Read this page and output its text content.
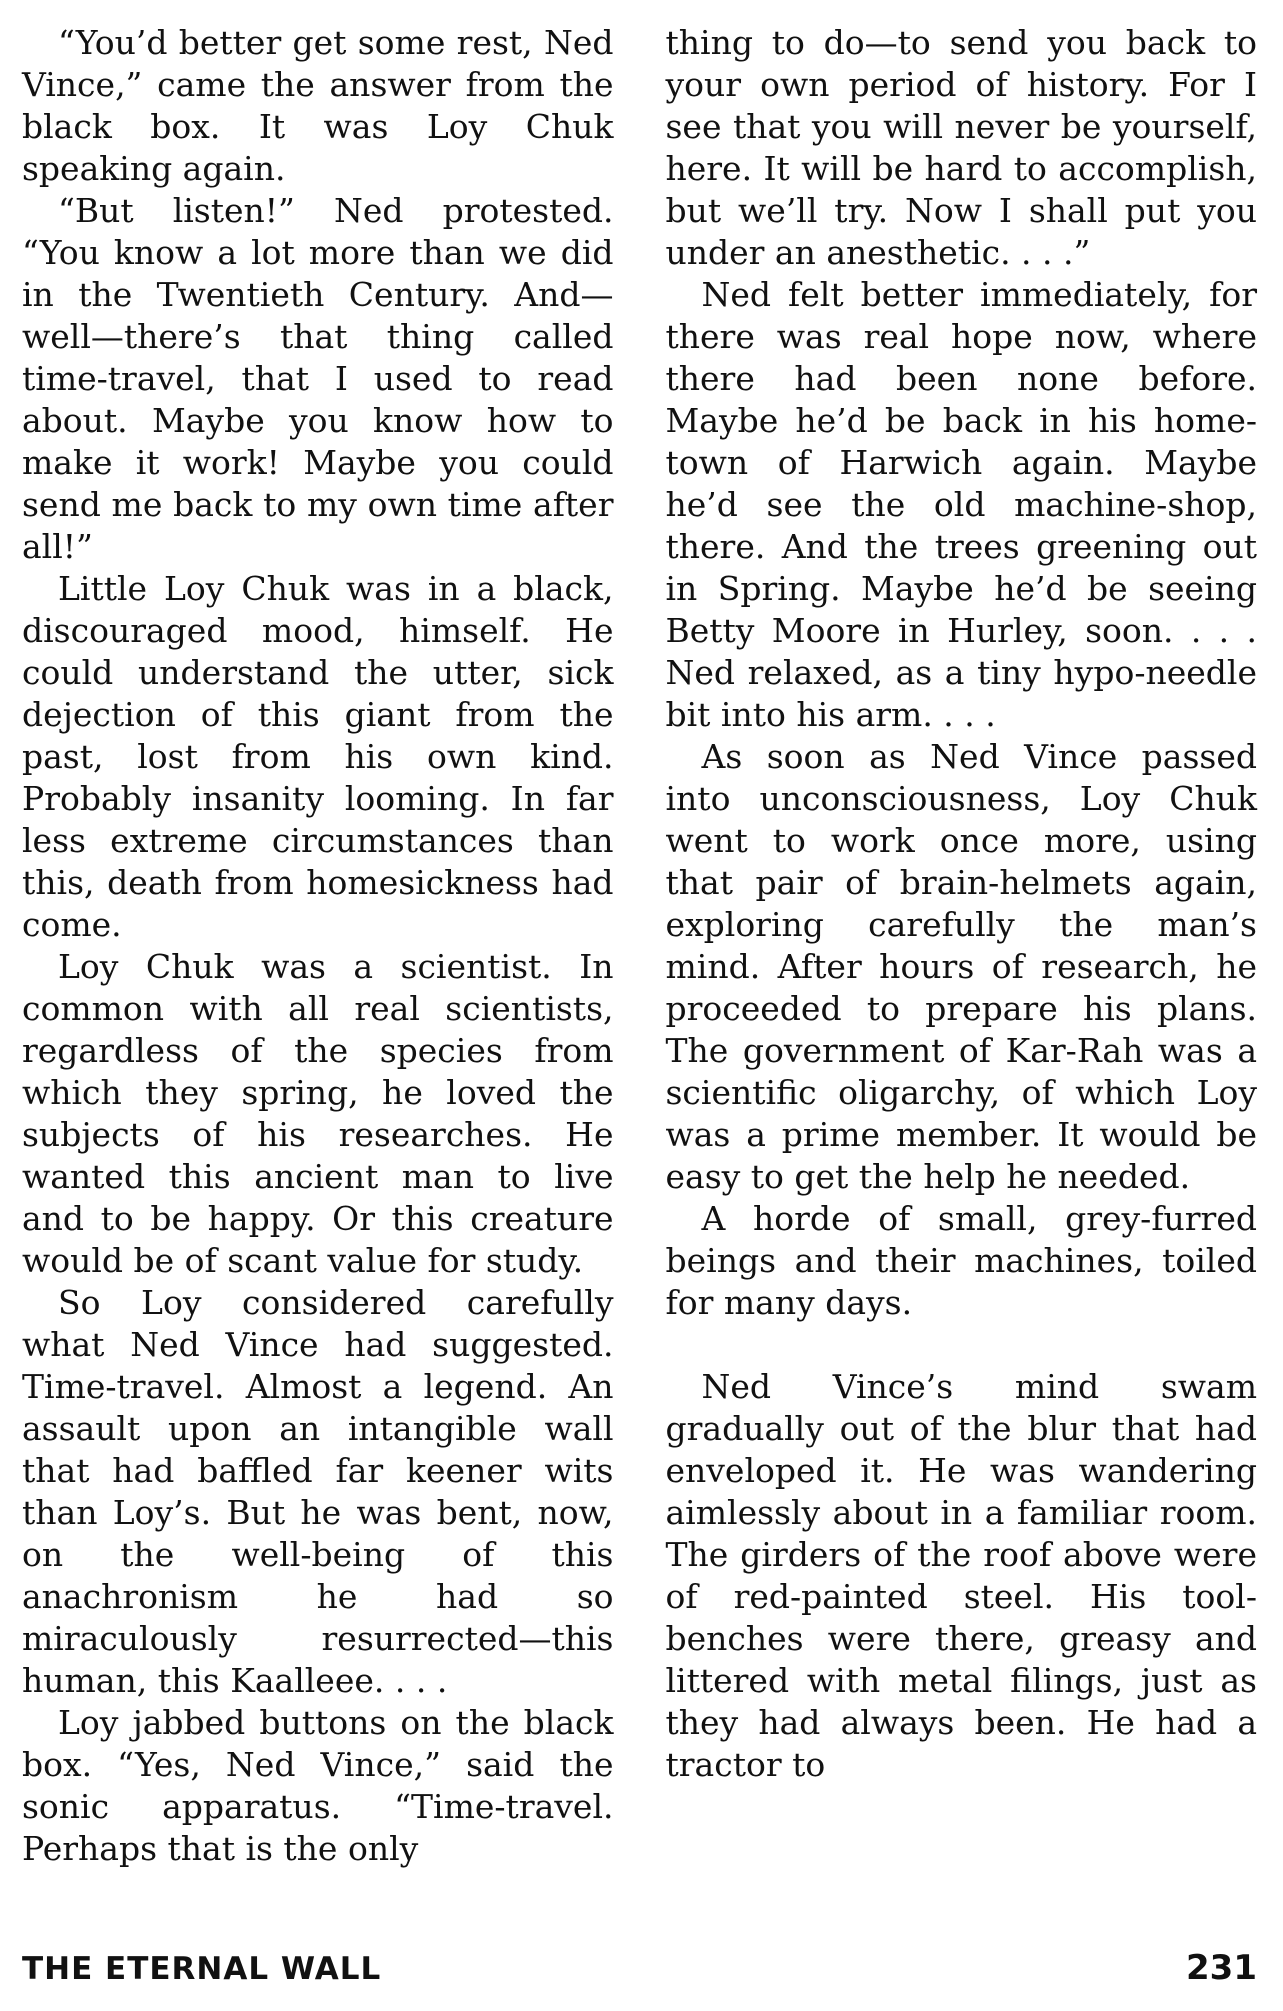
“You’d better get some rest, Ned Vince,” came the answer from the black box. It was Loy Chuk speaking again.

“But listen!” Ned protested. “You know a lot more than we did in the Twentieth Century. And—well—there’s that thing called time-travel, that I used to read about. Maybe you know how to make it work! Maybe you could send me back to my own time after all!”

Little Loy Chuk was in a black, discouraged mood, himself. He could understand the utter, sick dejection of this giant from the past, lost from his own kind. Probably insanity looming. In far less extreme circumstances than this, death from homesickness had come.

Loy Chuk was a scientist. In common with all real scientists, regardless of the species from which they spring, he loved the subjects of his researches. He wanted this ancient man to live and to be happy. Or this creature would be of scant value for study.

So Loy considered carefully what Ned Vince had suggested. Time-travel. Almost a legend. An assault upon an intangible wall that had baffled far keener wits than Loy’s. But he was bent, now, on the well-being of this anachronism he had so miraculously resurrected—this human, this Kaalleee. . . .

Loy jabbed buttons on the black box. “Yes, Ned Vince,” said the sonic apparatus. “Time-travel. Perhaps that is the only

thing to do—to send you back to your own period of history. For I see that you will never be yourself, here. It will be hard to accomplish, but we’ll try. Now I shall put you under an anesthetic. . . .”

Ned felt better immediately, for there was real hope now, where there had been none before. Maybe he’d be back in his home-town of Harwich again. Maybe he’d see the old machine-shop, there. And the trees greening out in Spring. Maybe he’d be seeing Betty Moore in Hurley, soon. . . . Ned relaxed, as a tiny hypo-needle bit into his arm. . . .

As soon as Ned Vince passed into unconsciousness, Loy Chuk went to work once more, using that pair of brain-helmets again, exploring carefully the man’s mind. After hours of research, he proceeded to prepare his plans. The government of Kar-Rah was a scientific oligarchy, of which Loy was a prime member. It would be easy to get the help he needed.

A horde of small, grey-furred beings and their machines, toiled for many days.

Ned Vince’s mind swam gradually out of the blur that had enveloped it. He was wandering aimlessly about in a familiar room. The girders of the roof above were of red-painted steel. His tool-benches were there, greasy and littered with metal filings, just as they had always been. He had a tractor to

THE ETERNAL WALL	231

·····

(Exercise instructions):
Print the whole listing above once more, word for word, without its pictures.

(Correct response):
Read this page and output its text content.
“You’d better get some rest, Ned Vince,” came the answer from the black box. It was Loy Chuk speaking again.

“But listen!” Ned protested. “You know a lot more than we did in the Twentieth Century. And—well—there’s that thing called time-travel, that I used to read about. Maybe you know how to make it work! Maybe you could send me back to my own time after all!”

Little Loy Chuk was in a black, discouraged mood, himself. He could understand the utter, sick dejection of this giant from the past, lost from his own kind. Probably insanity looming. In far less extreme circumstances than this, death from homesickness had come.

Loy Chuk was a scientist. In common with all real scientists, regardless of the species from which they spring, he loved the subjects of his researches. He wanted this ancient man to live and to be happy. Or this creature would be of scant value for study.

So Loy considered carefully what Ned Vince had suggested. Time-travel. Almost a legend. An assault upon an intangible wall that had baffled far keener wits than Loy’s. But he was bent, now, on the well-being of this anachronism he had so miraculously resurrected—this human, this Kaalleee. . . .

Loy jabbed buttons on the black box. “Yes, Ned Vince,” said the sonic apparatus. “Time-travel. Perhaps that is the only

thing to do—to send you back to your own period of history. For I see that you will never be yourself, here. It will be hard to accomplish, but we’ll try. Now I shall put you under an anesthetic. . . .”

Ned felt better immediately, for there was real hope now, where there had been none before. Maybe he’d be back in his home-town of Harwich again. Maybe he’d see the old machine-shop, there. And the trees greening out in Spring. Maybe he’d be seeing Betty Moore in Hurley, soon. . . . Ned relaxed, as a tiny hypo-needle bit into his arm. . . .

As soon as Ned Vince passed into unconsciousness, Loy Chuk went to work once more, using that pair of brain-helmets again, exploring carefully the man’s mind. After hours of research, he proceeded to prepare his plans. The government of Kar-Rah was a scientific oligarchy, of which Loy was a prime member. It would be easy to get the help he needed.

A horde of small, grey-furred beings and their machines, toiled for many days.

Ned Vince’s mind swam gradually out of the blur that had enveloped it. He was wandering aimlessly about in a familiar room. The girders of the roof above were of red-painted steel. His tool-benches were there, greasy and littered with metal filings, just as they had always been. He had a tractor to

THE ETERNAL WALL	231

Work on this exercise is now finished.